(EXERCISE): Reproduce every record below exactly as it appears.

(Data items)
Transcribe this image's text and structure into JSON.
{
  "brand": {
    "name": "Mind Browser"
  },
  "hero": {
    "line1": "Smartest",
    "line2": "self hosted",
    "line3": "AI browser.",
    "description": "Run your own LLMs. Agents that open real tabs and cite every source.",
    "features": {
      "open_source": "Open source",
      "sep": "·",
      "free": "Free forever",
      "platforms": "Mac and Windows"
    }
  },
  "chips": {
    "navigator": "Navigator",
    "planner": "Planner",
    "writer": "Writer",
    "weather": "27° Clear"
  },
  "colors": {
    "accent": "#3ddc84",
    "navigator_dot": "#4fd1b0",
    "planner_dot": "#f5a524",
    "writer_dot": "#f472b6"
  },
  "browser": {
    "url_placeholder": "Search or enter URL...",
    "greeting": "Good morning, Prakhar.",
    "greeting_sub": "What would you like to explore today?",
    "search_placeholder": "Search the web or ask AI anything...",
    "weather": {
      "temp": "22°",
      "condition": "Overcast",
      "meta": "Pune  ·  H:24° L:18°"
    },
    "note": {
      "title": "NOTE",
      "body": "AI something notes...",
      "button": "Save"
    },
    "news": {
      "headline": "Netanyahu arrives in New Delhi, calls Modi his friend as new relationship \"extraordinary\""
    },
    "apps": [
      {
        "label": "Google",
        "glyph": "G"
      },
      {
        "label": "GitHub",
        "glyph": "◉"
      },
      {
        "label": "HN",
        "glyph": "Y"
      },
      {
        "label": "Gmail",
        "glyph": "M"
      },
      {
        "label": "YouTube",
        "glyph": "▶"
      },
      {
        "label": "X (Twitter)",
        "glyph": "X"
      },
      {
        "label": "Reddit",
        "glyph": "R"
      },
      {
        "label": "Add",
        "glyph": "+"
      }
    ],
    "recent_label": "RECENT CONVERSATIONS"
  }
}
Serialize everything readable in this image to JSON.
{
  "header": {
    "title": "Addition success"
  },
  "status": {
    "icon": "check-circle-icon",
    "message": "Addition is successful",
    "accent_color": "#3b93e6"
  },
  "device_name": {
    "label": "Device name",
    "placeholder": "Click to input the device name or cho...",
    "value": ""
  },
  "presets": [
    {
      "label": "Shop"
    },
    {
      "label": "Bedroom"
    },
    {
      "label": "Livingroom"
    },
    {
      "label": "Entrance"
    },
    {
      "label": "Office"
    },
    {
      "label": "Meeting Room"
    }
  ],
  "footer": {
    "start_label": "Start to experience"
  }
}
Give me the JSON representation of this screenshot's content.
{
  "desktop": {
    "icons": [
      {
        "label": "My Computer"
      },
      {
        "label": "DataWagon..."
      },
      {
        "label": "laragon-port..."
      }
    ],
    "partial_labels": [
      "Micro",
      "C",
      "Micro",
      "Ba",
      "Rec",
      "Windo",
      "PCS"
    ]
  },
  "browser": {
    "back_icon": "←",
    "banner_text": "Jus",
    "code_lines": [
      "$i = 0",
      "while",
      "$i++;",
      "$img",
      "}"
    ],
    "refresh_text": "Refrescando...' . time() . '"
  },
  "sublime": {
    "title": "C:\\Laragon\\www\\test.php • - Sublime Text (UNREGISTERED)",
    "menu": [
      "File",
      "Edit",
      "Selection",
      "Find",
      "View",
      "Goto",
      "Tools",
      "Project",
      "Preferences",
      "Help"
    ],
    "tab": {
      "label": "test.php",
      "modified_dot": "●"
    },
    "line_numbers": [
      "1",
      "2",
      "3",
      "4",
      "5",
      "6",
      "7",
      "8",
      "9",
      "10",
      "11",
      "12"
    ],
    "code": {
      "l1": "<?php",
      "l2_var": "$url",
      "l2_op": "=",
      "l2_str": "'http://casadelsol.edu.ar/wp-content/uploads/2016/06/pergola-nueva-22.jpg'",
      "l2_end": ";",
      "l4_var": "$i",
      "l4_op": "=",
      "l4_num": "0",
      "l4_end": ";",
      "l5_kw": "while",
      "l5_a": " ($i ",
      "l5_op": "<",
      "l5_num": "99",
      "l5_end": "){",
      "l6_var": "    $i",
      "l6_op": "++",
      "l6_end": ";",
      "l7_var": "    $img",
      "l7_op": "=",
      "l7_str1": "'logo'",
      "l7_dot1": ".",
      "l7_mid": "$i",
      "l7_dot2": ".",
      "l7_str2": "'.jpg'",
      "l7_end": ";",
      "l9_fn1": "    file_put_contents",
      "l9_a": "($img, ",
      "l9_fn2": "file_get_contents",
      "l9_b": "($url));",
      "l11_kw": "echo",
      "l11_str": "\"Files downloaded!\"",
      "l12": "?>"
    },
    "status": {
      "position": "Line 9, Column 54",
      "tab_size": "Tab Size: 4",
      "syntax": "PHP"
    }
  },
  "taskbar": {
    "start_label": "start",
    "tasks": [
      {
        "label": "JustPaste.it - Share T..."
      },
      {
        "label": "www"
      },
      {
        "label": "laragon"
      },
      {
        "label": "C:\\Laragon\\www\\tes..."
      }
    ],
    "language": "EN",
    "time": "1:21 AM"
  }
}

(RESPONSE TO THIS TASK):
Transcribe this image's text and structure into JSON.
{
  "brand": {
    "name": "Mind Browser"
  },
  "hero": {
    "line1": "Smartest",
    "line2": "self hosted",
    "line3": "AI browser.",
    "description": "Run your own LLMs. Agents that open real tabs and cite every source.",
    "features": {
      "open_source": "Open source",
      "sep": "·",
      "free": "Free forever",
      "platforms": "Mac and Windows"
    }
  },
  "chips": {
    "navigator": "Navigator",
    "planner": "Planner",
    "writer": "Writer",
    "weather": "27° Clear"
  },
  "colors": {
    "accent": "#3ddc84",
    "navigator_dot": "#4fd1b0",
    "planner_dot": "#f5a524",
    "writer_dot": "#f472b6"
  },
  "browser": {
    "url_placeholder": "Search or enter URL...",
    "greeting": "Good morning, Prakhar.",
    "greeting_sub": "What would you like to explore today?",
    "search_placeholder": "Search the web or ask AI anything...",
    "weather": {
      "temp": "22°",
      "condition": "Overcast",
      "meta": "Pune  ·  H:24° L:18°"
    },
    "note": {
      "title": "NOTE",
      "body": "AI something notes...",
      "button": "Save"
    },
    "news": {
      "headline": "Netanyahu arrives in New Delhi, calls Modi his friend as new relationship \"extraordinary\""
    },
    "apps": [
      {
        "label": "Google",
        "glyph": "G"
      },
      {
        "label": "GitHub",
        "glyph": "◉"
      },
      {
        "label": "HN",
        "glyph": "Y"
      },
      {
        "label": "Gmail",
        "glyph": "M"
      },
      {
        "label": "YouTube",
        "glyph": "▶"
      },
      {
        "label": "X (Twitter)",
        "glyph": "X"
      },
      {
        "label": "Reddit",
        "glyph": "R"
      },
      {
        "label": "Add",
        "glyph": "+"
      }
    ],
    "recent_label": "RECENT CONVERSATIONS"
  }
}
Serialize everything readable in this image to JSON.
{
  "header": {
    "title": "Addition success"
  },
  "status": {
    "icon": "check-circle-icon",
    "message": "Addition is successful",
    "accent_color": "#3b93e6"
  },
  "device_name": {
    "label": "Device name",
    "placeholder": "Click to input the device name or cho...",
    "value": ""
  },
  "presets": [
    {
      "label": "Shop"
    },
    {
      "label": "Bedroom"
    },
    {
      "label": "Livingroom"
    },
    {
      "label": "Entrance"
    },
    {
      "label": "Office"
    },
    {
      "label": "Meeting Room"
    }
  ],
  "footer": {
    "start_label": "Start to experience"
  }
}
Give me the JSON representation of this screenshot's content.
{
  "desktop": {
    "icons": [
      {
        "label": "My Computer"
      },
      {
        "label": "DataWagon..."
      },
      {
        "label": "laragon-port..."
      }
    ],
    "partial_labels": [
      "Micro",
      "C",
      "Micro",
      "Ba",
      "Rec",
      "Windo",
      "PCS"
    ]
  },
  "browser": {
    "back_icon": "←",
    "banner_text": "Jus",
    "code_lines": [
      "$i = 0",
      "while",
      "$i++;",
      "$img",
      "}"
    ],
    "refresh_text": "Refrescando...' . time() . '"
  },
  "sublime": {
    "title": "C:\\Laragon\\www\\test.php • - Sublime Text (UNREGISTERED)",
    "menu": [
      "File",
      "Edit",
      "Selection",
      "Find",
      "View",
      "Goto",
      "Tools",
      "Project",
      "Preferences",
      "Help"
    ],
    "tab": {
      "label": "test.php",
      "modified_dot": "●"
    },
    "line_numbers": [
      "1",
      "2",
      "3",
      "4",
      "5",
      "6",
      "7",
      "8",
      "9",
      "10",
      "11",
      "12"
    ],
    "code": {
      "l1": "<?php",
      "l2_var": "$url",
      "l2_op": "=",
      "l2_str": "'http://casadelsol.edu.ar/wp-content/uploads/2016/06/pergola-nueva-22.jpg'",
      "l2_end": ";",
      "l4_var": "$i",
      "l4_op": "=",
      "l4_num": "0",
      "l4_end": ";",
      "l5_kw": "while",
      "l5_a": " ($i ",
      "l5_op": "<",
      "l5_num": "99",
      "l5_end": "){",
      "l6_var": "    $i",
      "l6_op": "++",
      "l6_end": ";",
      "l7_var": "    $img",
      "l7_op": "=",
      "l7_str1": "'logo'",
      "l7_dot1": ".",
      "l7_mid": "$i",
      "l7_dot2": ".",
      "l7_str2": "'.jpg'",
      "l7_end": ";",
      "l9_fn1": "    file_put_contents",
      "l9_a": "($img, ",
      "l9_fn2": "file_get_contents",
      "l9_b": "($url));",
      "l11_kw": "echo",
      "l11_str": "\"Files downloaded!\"",
      "l12": "?>"
    },
    "status": {
      "position": "Line 9, Column 54",
      "tab_size": "Tab Size: 4",
      "syntax": "PHP"
    }
  },
  "taskbar": {
    "start_label": "start",
    "tasks": [
      {
        "label": "JustPaste.it - Share T..."
      },
      {
        "label": "www"
      },
      {
        "label": "laragon"
      },
      {
        "label": "C:\\Laragon\\www\\tes..."
      }
    ],
    "language": "EN",
    "time": "1:21 AM"
  }
}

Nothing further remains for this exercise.